(GIVEN TASK): Report how many lines of these entries hold the string "najczęściej"; reply with the number alone.

(RECORDS FOR THE TASK):

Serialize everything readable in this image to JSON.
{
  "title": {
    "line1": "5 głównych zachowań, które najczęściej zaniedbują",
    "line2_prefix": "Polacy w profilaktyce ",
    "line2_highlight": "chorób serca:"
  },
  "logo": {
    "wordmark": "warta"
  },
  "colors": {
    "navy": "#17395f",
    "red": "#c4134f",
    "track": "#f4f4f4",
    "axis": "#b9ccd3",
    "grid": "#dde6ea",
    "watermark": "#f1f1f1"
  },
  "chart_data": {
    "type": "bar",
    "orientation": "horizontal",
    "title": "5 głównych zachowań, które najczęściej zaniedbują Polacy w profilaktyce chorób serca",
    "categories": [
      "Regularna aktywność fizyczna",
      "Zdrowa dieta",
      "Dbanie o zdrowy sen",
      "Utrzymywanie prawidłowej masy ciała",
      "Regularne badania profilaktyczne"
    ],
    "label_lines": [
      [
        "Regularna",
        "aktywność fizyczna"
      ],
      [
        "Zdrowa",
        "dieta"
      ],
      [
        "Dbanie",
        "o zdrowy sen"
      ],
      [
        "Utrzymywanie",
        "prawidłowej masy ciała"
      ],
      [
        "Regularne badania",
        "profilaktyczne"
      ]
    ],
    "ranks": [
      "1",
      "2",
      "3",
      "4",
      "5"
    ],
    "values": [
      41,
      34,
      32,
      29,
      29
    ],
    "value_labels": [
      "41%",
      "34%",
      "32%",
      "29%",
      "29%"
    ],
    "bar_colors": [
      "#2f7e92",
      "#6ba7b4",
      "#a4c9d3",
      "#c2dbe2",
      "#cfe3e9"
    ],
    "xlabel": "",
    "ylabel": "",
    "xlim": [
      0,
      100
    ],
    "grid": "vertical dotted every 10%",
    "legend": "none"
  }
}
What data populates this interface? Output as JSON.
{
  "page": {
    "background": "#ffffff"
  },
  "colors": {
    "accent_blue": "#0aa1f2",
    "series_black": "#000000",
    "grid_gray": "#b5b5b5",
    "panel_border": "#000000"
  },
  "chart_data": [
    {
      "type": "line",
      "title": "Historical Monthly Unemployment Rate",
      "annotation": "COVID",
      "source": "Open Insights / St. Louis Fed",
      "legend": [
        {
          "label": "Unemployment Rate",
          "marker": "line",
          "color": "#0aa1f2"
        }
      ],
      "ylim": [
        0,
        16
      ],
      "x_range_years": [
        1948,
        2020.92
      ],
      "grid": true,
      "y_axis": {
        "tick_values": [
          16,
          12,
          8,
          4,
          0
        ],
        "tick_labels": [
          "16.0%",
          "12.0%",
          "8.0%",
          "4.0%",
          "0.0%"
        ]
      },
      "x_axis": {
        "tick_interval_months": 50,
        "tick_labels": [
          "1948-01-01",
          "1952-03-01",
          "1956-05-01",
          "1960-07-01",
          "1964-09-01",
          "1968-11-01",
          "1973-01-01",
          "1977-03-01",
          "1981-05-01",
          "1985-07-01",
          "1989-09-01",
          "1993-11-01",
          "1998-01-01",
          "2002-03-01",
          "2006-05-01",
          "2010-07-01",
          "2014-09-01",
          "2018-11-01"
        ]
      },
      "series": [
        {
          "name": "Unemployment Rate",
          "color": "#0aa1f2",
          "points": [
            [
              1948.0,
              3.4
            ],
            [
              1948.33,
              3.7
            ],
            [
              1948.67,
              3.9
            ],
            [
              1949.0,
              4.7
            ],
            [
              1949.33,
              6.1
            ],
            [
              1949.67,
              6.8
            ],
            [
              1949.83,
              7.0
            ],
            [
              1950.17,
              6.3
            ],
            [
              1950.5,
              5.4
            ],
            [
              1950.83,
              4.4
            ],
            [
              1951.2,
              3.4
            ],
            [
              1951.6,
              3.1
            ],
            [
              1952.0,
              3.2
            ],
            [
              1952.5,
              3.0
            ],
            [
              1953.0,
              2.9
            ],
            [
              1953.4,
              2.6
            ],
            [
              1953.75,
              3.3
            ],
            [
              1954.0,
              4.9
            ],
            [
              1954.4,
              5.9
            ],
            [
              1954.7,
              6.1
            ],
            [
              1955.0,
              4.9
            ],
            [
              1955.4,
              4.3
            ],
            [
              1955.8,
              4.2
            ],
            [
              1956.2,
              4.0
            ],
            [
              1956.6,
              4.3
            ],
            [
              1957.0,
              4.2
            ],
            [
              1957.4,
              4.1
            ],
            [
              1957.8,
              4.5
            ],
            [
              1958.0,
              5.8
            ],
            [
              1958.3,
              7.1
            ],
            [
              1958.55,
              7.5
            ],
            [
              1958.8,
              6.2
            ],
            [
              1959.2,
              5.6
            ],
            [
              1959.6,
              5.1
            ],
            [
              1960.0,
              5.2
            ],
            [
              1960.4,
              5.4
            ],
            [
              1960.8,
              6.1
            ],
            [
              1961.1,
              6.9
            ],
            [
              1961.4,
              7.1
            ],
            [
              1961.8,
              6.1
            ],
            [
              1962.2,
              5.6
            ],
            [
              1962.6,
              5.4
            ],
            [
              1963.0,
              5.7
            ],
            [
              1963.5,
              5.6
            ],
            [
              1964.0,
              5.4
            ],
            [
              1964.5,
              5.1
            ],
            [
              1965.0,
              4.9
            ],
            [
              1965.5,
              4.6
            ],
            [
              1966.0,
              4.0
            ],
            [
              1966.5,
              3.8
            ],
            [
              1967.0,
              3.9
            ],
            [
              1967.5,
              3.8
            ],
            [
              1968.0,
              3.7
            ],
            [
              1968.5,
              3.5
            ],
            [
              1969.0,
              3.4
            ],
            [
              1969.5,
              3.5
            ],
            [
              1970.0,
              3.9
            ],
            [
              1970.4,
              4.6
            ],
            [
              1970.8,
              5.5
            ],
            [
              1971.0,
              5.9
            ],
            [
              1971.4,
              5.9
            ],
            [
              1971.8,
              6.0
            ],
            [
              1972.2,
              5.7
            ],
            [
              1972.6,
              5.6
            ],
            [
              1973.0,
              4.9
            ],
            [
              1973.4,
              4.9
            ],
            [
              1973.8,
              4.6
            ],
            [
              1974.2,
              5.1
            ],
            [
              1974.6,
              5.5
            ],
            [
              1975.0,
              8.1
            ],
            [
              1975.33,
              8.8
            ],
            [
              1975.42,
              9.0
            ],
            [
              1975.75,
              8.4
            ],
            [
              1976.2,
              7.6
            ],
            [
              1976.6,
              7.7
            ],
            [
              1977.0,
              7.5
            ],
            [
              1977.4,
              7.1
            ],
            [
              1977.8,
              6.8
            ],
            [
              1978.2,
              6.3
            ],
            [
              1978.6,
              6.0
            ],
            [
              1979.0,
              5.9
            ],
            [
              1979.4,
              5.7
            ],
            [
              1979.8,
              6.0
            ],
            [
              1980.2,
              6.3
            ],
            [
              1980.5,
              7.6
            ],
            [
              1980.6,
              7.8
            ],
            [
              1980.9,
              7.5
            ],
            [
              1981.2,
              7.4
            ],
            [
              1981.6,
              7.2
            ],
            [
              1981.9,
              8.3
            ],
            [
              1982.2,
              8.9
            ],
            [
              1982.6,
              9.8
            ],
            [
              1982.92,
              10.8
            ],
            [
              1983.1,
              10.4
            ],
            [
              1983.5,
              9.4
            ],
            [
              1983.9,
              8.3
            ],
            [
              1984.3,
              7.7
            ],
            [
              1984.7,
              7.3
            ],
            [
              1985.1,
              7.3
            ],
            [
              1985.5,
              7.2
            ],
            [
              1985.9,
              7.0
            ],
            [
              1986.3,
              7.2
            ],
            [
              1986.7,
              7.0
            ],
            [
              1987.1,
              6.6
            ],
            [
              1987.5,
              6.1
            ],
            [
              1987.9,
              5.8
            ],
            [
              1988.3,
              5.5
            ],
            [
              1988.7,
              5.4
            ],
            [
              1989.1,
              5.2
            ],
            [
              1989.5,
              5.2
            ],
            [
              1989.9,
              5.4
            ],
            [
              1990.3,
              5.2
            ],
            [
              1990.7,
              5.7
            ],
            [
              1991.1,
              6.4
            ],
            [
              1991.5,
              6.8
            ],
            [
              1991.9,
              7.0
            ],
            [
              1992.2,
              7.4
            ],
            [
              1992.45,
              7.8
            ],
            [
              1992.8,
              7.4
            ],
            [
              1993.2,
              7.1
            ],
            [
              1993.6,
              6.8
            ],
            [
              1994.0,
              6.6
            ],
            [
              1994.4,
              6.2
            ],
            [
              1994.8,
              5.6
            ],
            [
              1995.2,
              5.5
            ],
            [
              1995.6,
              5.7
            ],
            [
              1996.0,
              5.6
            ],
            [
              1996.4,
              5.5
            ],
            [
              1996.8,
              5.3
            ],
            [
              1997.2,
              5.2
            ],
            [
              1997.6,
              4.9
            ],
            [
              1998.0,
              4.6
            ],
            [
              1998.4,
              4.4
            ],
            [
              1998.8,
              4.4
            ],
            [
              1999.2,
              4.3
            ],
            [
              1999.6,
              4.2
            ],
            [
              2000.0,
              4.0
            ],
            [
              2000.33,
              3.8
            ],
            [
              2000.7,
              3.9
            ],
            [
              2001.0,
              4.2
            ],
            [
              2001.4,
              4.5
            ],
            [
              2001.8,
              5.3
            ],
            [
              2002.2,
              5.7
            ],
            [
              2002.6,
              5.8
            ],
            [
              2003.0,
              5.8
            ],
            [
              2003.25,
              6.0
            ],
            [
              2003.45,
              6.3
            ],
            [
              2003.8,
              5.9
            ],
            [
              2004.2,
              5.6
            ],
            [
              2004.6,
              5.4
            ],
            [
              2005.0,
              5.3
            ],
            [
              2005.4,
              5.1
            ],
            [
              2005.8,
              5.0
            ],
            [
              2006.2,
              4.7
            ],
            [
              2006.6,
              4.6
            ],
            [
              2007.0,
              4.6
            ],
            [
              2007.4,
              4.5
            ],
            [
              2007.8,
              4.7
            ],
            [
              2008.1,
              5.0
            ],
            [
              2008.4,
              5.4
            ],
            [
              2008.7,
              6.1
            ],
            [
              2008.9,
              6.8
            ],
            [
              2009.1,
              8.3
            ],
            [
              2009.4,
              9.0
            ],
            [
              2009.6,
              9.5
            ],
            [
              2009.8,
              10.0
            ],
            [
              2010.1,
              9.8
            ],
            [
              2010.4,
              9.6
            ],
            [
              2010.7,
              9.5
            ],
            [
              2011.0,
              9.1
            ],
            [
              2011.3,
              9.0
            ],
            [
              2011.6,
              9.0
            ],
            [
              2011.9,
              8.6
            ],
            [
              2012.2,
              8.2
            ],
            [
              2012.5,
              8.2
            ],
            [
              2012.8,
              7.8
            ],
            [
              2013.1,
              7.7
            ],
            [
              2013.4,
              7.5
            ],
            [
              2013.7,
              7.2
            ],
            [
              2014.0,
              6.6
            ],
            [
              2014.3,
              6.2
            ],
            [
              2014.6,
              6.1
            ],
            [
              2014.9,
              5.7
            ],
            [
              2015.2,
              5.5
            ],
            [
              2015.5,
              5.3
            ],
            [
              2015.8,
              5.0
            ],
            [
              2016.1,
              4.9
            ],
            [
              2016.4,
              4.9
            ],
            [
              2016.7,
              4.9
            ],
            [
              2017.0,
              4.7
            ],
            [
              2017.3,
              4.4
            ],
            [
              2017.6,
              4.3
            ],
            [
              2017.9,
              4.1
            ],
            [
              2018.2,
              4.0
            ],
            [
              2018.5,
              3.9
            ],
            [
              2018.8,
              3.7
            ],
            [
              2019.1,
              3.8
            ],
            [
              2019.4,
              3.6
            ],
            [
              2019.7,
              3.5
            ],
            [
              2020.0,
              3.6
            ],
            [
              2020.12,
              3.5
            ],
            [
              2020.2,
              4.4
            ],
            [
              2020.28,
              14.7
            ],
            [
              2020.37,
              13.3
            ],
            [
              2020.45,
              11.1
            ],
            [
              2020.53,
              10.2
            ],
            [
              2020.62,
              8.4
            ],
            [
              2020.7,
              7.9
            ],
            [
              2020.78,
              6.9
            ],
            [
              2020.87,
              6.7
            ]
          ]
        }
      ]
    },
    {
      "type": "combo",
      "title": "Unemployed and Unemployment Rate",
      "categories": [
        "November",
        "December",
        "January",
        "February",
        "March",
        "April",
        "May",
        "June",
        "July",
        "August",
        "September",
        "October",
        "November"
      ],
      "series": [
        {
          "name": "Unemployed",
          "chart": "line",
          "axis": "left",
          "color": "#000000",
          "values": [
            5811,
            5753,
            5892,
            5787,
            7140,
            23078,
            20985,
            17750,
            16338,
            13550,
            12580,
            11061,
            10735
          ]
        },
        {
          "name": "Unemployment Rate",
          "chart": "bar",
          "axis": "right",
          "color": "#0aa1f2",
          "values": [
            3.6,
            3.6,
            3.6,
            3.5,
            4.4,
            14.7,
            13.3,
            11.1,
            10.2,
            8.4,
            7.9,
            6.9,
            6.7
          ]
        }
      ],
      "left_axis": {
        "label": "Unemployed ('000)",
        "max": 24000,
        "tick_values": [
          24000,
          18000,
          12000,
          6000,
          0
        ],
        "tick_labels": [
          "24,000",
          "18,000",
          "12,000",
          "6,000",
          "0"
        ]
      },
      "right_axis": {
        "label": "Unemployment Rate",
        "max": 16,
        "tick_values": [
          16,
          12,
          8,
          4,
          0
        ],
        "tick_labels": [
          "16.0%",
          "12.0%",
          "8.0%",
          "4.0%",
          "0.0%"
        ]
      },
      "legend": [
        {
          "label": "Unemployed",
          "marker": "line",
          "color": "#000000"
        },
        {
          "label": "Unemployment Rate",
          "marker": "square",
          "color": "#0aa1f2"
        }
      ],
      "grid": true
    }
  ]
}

(OUTPUT): 2